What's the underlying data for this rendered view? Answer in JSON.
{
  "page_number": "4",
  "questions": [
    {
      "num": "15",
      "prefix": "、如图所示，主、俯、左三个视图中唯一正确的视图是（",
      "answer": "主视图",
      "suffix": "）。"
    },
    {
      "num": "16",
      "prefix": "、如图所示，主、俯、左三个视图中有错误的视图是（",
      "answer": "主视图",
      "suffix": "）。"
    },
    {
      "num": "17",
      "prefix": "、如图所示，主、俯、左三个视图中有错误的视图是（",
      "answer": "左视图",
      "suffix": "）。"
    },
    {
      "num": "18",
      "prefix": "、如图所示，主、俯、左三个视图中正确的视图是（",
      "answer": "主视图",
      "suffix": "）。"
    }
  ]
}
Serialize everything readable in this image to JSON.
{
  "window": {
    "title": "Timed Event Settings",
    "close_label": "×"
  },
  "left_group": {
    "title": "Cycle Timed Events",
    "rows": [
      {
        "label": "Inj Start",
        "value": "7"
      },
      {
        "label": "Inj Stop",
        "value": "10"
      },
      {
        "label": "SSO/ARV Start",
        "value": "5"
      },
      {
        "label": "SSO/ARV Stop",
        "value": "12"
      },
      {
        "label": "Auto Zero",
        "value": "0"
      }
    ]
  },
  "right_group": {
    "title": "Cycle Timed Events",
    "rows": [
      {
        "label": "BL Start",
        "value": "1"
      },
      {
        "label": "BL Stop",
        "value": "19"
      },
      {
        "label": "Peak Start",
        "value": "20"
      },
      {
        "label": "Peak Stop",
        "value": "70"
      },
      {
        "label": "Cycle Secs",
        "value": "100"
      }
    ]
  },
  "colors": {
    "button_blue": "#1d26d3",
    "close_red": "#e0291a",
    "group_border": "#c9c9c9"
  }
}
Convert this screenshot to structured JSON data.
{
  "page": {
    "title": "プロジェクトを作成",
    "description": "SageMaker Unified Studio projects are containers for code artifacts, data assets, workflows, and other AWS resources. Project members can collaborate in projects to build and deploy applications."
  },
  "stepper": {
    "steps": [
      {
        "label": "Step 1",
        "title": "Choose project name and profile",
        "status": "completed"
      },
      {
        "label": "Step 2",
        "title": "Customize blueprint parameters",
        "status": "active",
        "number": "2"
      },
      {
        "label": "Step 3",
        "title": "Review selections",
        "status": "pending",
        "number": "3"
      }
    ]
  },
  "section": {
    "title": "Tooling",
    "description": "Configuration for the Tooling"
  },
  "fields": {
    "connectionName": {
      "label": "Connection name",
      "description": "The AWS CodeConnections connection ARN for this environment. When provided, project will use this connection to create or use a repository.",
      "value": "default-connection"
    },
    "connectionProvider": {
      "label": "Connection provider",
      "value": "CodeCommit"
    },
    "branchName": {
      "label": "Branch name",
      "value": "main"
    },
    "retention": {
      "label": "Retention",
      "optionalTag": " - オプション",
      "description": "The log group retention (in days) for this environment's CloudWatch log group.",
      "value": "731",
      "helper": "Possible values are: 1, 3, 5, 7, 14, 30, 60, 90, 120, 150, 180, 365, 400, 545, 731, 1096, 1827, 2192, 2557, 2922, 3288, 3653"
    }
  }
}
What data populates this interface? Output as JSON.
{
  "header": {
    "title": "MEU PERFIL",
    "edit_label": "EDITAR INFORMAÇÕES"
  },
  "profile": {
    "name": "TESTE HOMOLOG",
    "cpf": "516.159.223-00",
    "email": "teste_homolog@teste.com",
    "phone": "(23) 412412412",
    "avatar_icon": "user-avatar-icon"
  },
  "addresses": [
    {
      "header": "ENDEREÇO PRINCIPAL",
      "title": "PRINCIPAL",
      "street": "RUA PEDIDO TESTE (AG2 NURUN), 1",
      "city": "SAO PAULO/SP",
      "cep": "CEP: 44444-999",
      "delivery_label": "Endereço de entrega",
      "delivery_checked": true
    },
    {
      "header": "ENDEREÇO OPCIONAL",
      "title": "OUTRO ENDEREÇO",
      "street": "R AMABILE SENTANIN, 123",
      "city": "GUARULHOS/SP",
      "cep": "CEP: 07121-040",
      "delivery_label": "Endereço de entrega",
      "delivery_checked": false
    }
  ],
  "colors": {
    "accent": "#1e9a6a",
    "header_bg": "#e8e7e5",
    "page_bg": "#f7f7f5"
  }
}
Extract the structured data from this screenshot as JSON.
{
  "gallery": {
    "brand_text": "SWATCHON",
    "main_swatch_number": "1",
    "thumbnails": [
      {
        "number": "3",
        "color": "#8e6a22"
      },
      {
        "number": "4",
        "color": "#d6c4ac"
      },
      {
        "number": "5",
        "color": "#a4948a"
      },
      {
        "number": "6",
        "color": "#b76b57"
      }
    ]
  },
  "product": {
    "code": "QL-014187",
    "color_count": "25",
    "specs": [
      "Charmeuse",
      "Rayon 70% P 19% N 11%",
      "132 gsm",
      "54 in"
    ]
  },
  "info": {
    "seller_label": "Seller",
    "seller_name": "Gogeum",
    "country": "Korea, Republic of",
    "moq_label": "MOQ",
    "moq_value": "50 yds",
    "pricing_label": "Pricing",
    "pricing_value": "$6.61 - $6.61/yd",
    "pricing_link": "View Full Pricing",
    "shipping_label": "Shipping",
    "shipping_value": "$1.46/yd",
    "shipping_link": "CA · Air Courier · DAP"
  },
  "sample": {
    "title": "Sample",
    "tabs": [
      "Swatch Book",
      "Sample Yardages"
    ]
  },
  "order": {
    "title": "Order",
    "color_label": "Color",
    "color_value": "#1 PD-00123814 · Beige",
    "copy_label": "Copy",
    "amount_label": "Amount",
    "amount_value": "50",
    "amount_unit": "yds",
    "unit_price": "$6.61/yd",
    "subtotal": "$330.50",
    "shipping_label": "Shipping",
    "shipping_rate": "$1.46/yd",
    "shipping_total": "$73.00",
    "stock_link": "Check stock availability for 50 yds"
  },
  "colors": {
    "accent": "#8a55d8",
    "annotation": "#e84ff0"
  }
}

- - -

## What the task requires:
Recopy the entries above exactly, with every line included.

## In response:
What's the underlying data for this rendered view? Answer in JSON.
{
  "page_number": "4",
  "questions": [
    {
      "num": "15",
      "prefix": "、如图所示，主、俯、左三个视图中唯一正确的视图是（",
      "answer": "主视图",
      "suffix": "）。"
    },
    {
      "num": "16",
      "prefix": "、如图所示，主、俯、左三个视图中有错误的视图是（",
      "answer": "主视图",
      "suffix": "）。"
    },
    {
      "num": "17",
      "prefix": "、如图所示，主、俯、左三个视图中有错误的视图是（",
      "answer": "左视图",
      "suffix": "）。"
    },
    {
      "num": "18",
      "prefix": "、如图所示，主、俯、左三个视图中正确的视图是（",
      "answer": "主视图",
      "suffix": "）。"
    }
  ]
}
Serialize everything readable in this image to JSON.
{
  "window": {
    "title": "Timed Event Settings",
    "close_label": "×"
  },
  "left_group": {
    "title": "Cycle Timed Events",
    "rows": [
      {
        "label": "Inj Start",
        "value": "7"
      },
      {
        "label": "Inj Stop",
        "value": "10"
      },
      {
        "label": "SSO/ARV Start",
        "value": "5"
      },
      {
        "label": "SSO/ARV Stop",
        "value": "12"
      },
      {
        "label": "Auto Zero",
        "value": "0"
      }
    ]
  },
  "right_group": {
    "title": "Cycle Timed Events",
    "rows": [
      {
        "label": "BL Start",
        "value": "1"
      },
      {
        "label": "BL Stop",
        "value": "19"
      },
      {
        "label": "Peak Start",
        "value": "20"
      },
      {
        "label": "Peak Stop",
        "value": "70"
      },
      {
        "label": "Cycle Secs",
        "value": "100"
      }
    ]
  },
  "colors": {
    "button_blue": "#1d26d3",
    "close_red": "#e0291a",
    "group_border": "#c9c9c9"
  }
}
Convert this screenshot to structured JSON data.
{
  "page": {
    "title": "プロジェクトを作成",
    "description": "SageMaker Unified Studio projects are containers for code artifacts, data assets, workflows, and other AWS resources. Project members can collaborate in projects to build and deploy applications."
  },
  "stepper": {
    "steps": [
      {
        "label": "Step 1",
        "title": "Choose project name and profile",
        "status": "completed"
      },
      {
        "label": "Step 2",
        "title": "Customize blueprint parameters",
        "status": "active",
        "number": "2"
      },
      {
        "label": "Step 3",
        "title": "Review selections",
        "status": "pending",
        "number": "3"
      }
    ]
  },
  "section": {
    "title": "Tooling",
    "description": "Configuration for the Tooling"
  },
  "fields": {
    "connectionName": {
      "label": "Connection name",
      "description": "The AWS CodeConnections connection ARN for this environment. When provided, project will use this connection to create or use a repository.",
      "value": "default-connection"
    },
    "connectionProvider": {
      "label": "Connection provider",
      "value": "CodeCommit"
    },
    "branchName": {
      "label": "Branch name",
      "value": "main"
    },
    "retention": {
      "label": "Retention",
      "optionalTag": " - オプション",
      "description": "The log group retention (in days) for this environment's CloudWatch log group.",
      "value": "731",
      "helper": "Possible values are: 1, 3, 5, 7, 14, 30, 60, 90, 120, 150, 180, 365, 400, 545, 731, 1096, 1827, 2192, 2557, 2922, 3288, 3653"
    }
  }
}
What data populates this interface? Output as JSON.
{
  "header": {
    "title": "MEU PERFIL",
    "edit_label": "EDITAR INFORMAÇÕES"
  },
  "profile": {
    "name": "TESTE HOMOLOG",
    "cpf": "516.159.223-00",
    "email": "teste_homolog@teste.com",
    "phone": "(23) 412412412",
    "avatar_icon": "user-avatar-icon"
  },
  "addresses": [
    {
      "header": "ENDEREÇO PRINCIPAL",
      "title": "PRINCIPAL",
      "street": "RUA PEDIDO TESTE (AG2 NURUN), 1",
      "city": "SAO PAULO/SP",
      "cep": "CEP: 44444-999",
      "delivery_label": "Endereço de entrega",
      "delivery_checked": true
    },
    {
      "header": "ENDEREÇO OPCIONAL",
      "title": "OUTRO ENDEREÇO",
      "street": "R AMABILE SENTANIN, 123",
      "city": "GUARULHOS/SP",
      "cep": "CEP: 07121-040",
      "delivery_label": "Endereço de entrega",
      "delivery_checked": false
    }
  ],
  "colors": {
    "accent": "#1e9a6a",
    "header_bg": "#e8e7e5",
    "page_bg": "#f7f7f5"
  }
}
Extract the structured data from this screenshot as JSON.
{
  "gallery": {
    "brand_text": "SWATCHON",
    "main_swatch_number": "1",
    "thumbnails": [
      {
        "number": "3",
        "color": "#8e6a22"
      },
      {
        "number": "4",
        "color": "#d6c4ac"
      },
      {
        "number": "5",
        "color": "#a4948a"
      },
      {
        "number": "6",
        "color": "#b76b57"
      }
    ]
  },
  "product": {
    "code": "QL-014187",
    "color_count": "25",
    "specs": [
      "Charmeuse",
      "Rayon 70% P 19% N 11%",
      "132 gsm",
      "54 in"
    ]
  },
  "info": {
    "seller_label": "Seller",
    "seller_name": "Gogeum",
    "country": "Korea, Republic of",
    "moq_label": "MOQ",
    "moq_value": "50 yds",
    "pricing_label": "Pricing",
    "pricing_value": "$6.61 - $6.61/yd",
    "pricing_link": "View Full Pricing",
    "shipping_label": "Shipping",
    "shipping_value": "$1.46/yd",
    "shipping_link": "CA · Air Courier · DAP"
  },
  "sample": {
    "title": "Sample",
    "tabs": [
      "Swatch Book",
      "Sample Yardages"
    ]
  },
  "order": {
    "title": "Order",
    "color_label": "Color",
    "color_value": "#1 PD-00123814 · Beige",
    "copy_label": "Copy",
    "amount_label": "Amount",
    "amount_value": "50",
    "amount_unit": "yds",
    "unit_price": "$6.61/yd",
    "subtotal": "$330.50",
    "shipping_label": "Shipping",
    "shipping_rate": "$1.46/yd",
    "shipping_total": "$73.00",
    "stock_link": "Check stock availability for 50 yds"
  },
  "colors": {
    "accent": "#8a55d8",
    "annotation": "#e84ff0"
  }
}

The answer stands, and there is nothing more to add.